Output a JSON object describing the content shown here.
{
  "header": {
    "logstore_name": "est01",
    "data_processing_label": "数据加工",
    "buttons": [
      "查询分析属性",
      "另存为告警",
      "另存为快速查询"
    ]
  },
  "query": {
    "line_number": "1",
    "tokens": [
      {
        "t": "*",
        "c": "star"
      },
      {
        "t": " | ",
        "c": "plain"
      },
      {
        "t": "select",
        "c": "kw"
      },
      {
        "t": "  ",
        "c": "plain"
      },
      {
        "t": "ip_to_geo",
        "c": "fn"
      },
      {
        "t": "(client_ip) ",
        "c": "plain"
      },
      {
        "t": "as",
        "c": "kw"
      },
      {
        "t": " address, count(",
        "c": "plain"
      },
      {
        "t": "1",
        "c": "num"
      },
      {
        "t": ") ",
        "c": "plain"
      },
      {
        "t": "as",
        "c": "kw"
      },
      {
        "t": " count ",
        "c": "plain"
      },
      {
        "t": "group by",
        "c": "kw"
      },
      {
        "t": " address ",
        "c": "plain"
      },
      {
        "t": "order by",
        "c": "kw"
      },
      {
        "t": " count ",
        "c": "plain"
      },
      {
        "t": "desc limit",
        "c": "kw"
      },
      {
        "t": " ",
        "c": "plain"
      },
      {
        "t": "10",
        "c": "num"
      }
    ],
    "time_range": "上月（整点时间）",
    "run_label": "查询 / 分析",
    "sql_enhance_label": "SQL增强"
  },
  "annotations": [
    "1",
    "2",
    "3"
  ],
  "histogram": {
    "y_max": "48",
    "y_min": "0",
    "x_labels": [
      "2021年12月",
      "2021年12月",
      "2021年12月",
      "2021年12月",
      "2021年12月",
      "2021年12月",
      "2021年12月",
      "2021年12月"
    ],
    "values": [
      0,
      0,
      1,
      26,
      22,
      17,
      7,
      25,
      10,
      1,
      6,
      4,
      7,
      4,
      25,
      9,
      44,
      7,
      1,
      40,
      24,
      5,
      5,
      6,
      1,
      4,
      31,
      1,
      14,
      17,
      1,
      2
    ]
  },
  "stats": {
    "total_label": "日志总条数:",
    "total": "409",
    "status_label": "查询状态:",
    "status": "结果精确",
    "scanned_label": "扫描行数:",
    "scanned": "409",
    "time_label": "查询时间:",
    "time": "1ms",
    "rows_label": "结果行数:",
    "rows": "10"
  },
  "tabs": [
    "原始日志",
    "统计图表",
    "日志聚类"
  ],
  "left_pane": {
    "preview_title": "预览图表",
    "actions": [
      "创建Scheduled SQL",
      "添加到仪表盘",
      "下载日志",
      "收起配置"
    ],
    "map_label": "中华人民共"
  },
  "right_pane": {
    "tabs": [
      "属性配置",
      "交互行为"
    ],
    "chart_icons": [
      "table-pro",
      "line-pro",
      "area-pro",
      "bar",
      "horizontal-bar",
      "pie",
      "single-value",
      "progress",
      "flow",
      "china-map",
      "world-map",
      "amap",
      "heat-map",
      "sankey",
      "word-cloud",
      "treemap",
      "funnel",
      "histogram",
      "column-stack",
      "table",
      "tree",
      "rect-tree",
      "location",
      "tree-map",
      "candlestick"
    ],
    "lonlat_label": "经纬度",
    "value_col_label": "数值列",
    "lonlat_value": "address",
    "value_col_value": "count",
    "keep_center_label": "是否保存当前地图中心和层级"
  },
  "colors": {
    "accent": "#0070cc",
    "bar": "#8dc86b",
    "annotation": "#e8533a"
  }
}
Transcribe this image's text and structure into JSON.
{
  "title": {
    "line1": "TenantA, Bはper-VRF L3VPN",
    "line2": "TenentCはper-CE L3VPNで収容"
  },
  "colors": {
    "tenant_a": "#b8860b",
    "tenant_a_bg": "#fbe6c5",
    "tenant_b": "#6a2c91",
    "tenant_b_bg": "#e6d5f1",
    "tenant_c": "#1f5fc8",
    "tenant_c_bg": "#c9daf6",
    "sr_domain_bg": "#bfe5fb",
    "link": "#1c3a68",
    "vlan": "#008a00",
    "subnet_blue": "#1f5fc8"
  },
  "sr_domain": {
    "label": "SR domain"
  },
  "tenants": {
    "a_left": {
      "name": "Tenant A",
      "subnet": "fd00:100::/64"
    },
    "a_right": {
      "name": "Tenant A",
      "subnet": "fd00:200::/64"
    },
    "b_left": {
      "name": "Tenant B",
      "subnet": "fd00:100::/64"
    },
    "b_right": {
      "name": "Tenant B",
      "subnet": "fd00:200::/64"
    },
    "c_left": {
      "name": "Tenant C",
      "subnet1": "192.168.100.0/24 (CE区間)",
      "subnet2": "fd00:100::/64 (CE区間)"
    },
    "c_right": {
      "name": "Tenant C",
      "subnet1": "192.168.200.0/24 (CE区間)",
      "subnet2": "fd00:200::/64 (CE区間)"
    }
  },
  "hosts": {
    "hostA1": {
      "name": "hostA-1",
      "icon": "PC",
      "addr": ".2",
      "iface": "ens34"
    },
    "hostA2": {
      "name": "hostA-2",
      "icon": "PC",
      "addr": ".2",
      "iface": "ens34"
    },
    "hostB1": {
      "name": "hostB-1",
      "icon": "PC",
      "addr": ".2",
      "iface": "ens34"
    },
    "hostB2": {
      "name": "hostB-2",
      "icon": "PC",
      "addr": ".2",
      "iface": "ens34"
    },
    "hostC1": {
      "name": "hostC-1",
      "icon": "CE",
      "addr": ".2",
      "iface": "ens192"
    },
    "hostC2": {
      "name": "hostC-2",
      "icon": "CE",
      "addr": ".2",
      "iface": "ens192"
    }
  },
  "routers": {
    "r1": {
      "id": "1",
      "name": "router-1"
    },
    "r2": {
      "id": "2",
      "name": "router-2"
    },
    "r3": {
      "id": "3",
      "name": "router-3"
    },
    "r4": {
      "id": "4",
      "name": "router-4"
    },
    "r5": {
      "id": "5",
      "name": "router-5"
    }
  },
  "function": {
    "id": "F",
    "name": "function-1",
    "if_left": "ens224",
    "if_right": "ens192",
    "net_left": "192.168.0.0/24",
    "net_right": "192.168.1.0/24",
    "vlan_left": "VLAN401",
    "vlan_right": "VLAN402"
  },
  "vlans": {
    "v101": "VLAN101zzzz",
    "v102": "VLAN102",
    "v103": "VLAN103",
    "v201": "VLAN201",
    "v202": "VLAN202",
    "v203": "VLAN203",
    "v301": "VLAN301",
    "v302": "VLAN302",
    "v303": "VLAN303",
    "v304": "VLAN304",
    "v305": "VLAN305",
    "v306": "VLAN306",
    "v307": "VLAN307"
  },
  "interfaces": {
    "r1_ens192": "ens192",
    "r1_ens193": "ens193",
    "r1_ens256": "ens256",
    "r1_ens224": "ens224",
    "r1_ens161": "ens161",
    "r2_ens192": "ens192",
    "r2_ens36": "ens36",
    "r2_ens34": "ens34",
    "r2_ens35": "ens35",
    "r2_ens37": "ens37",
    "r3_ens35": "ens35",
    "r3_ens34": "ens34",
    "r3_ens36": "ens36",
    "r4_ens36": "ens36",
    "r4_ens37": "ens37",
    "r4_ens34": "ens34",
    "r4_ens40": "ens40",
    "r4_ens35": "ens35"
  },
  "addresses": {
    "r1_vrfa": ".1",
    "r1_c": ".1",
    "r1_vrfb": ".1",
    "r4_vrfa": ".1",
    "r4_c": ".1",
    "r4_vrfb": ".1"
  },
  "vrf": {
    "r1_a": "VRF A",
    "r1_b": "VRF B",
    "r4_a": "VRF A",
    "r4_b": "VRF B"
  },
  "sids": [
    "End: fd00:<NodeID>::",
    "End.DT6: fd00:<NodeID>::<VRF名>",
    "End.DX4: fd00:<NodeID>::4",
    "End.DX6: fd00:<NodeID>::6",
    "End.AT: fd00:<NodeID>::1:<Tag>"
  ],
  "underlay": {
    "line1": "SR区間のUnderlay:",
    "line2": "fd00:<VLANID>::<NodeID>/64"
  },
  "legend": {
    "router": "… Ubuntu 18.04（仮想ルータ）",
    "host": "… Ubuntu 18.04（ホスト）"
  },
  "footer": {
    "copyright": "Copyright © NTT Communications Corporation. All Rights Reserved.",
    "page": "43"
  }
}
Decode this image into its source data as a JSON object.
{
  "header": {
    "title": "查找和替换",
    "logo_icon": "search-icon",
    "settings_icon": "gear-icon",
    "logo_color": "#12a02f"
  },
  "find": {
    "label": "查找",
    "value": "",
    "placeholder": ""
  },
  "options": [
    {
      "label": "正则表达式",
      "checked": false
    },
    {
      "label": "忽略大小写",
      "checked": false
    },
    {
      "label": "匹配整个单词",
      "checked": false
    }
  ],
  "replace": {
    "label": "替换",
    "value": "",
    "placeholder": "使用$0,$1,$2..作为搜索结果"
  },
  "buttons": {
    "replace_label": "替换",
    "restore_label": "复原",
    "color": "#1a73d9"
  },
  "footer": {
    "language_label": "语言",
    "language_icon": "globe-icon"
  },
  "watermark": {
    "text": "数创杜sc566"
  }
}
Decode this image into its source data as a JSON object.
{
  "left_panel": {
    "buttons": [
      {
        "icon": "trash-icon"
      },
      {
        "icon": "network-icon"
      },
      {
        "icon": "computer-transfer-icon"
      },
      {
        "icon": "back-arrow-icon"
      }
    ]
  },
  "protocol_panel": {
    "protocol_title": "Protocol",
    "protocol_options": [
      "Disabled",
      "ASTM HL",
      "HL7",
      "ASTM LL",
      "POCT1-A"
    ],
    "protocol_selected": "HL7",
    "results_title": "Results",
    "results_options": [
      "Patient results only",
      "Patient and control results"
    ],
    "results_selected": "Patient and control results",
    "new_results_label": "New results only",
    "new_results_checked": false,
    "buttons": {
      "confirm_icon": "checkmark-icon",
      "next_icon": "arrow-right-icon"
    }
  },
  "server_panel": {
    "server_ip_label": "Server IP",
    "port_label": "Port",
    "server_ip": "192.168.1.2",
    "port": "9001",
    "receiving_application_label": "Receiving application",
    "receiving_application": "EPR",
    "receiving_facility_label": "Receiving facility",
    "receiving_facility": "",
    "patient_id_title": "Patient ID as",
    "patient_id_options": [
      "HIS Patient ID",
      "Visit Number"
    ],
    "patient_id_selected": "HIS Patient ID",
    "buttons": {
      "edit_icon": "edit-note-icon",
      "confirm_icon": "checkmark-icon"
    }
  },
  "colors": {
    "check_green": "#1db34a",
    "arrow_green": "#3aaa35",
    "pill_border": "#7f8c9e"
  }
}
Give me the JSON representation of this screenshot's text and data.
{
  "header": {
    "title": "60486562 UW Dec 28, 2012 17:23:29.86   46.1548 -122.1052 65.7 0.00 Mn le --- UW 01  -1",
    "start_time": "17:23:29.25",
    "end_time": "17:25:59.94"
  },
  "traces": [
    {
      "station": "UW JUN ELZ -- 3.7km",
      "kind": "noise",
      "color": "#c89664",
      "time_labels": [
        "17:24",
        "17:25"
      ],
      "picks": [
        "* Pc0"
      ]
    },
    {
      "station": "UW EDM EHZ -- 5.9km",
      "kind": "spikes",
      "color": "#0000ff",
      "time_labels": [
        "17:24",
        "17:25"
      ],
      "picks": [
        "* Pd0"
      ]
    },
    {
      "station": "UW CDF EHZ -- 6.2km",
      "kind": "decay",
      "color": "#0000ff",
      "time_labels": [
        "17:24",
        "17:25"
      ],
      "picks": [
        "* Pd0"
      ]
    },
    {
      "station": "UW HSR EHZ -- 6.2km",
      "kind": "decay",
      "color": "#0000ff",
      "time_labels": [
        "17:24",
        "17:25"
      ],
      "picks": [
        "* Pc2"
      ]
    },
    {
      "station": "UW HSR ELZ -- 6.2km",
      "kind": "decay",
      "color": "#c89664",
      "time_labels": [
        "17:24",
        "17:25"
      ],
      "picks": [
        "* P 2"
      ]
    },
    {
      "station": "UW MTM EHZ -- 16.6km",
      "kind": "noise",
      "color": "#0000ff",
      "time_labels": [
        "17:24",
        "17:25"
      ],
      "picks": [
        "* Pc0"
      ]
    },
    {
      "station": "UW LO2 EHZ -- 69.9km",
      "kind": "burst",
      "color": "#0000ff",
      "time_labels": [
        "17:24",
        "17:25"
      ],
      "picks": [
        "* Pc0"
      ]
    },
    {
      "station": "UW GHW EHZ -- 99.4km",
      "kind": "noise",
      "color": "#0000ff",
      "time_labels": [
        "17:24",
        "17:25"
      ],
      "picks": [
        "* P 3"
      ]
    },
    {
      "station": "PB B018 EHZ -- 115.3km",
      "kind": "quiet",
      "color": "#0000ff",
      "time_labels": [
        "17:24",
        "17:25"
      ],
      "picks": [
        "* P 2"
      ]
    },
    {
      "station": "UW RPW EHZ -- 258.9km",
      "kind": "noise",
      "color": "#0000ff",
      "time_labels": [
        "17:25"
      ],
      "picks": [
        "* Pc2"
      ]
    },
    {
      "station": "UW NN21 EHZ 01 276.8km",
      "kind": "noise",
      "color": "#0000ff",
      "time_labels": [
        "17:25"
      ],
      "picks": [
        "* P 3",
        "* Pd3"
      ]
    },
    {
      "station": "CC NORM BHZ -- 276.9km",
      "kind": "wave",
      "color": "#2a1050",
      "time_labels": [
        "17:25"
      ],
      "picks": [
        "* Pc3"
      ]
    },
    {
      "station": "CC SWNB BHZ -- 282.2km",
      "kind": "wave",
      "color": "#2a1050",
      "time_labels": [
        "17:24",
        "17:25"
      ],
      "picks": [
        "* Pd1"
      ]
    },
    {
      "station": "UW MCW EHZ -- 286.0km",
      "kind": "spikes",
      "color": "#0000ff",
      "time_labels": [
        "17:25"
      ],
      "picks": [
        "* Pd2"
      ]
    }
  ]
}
---*---
### Work to complete
Which lines contain "this"? Show each of them.

### Written response
Transcribe this image's text and structure into JSON.
Decode this image into its source data as a JSON object.
Decode this image into its source data as a JSON object.
Give me the JSON representation of this screenshot's text and data.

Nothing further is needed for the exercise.